Work required: Restate all of the data exactly.

[start]

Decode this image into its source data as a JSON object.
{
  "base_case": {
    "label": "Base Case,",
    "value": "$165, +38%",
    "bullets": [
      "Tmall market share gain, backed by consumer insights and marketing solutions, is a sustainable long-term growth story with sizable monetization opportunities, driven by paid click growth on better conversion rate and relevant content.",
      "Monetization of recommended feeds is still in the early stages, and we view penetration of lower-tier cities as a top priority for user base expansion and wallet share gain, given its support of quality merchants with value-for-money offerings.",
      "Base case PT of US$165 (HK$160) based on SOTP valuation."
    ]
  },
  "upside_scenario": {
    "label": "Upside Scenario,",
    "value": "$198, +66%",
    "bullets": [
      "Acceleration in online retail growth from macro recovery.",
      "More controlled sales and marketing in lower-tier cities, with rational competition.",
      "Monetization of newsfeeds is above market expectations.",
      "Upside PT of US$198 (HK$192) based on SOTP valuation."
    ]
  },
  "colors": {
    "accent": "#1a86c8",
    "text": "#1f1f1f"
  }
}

[end]

Output of the exercise:
Decode this image into its source data as a JSON object.
{
  "base_case": {
    "label": "Base Case,",
    "value": "$165, +38%",
    "bullets": [
      "Tmall market share gain, backed by consumer insights and marketing solutions, is a sustainable long-term growth story with sizable monetization opportunities, driven by paid click growth on better conversion rate and relevant content.",
      "Monetization of recommended feeds is still in the early stages, and we view penetration of lower-tier cities as a top priority for user base expansion and wallet share gain, given its support of quality merchants with value-for-money offerings.",
      "Base case PT of US$165 (HK$160) based on SOTP valuation."
    ]
  },
  "upside_scenario": {
    "label": "Upside Scenario,",
    "value": "$198, +66%",
    "bullets": [
      "Acceleration in online retail growth from macro recovery.",
      "More controlled sales and marketing in lower-tier cities, with rational competition.",
      "Monetization of newsfeeds is above market expectations.",
      "Upside PT of US$198 (HK$192) based on SOTP valuation."
    ]
  },
  "colors": {
    "accent": "#1a86c8",
    "text": "#1f1f1f"
  }
}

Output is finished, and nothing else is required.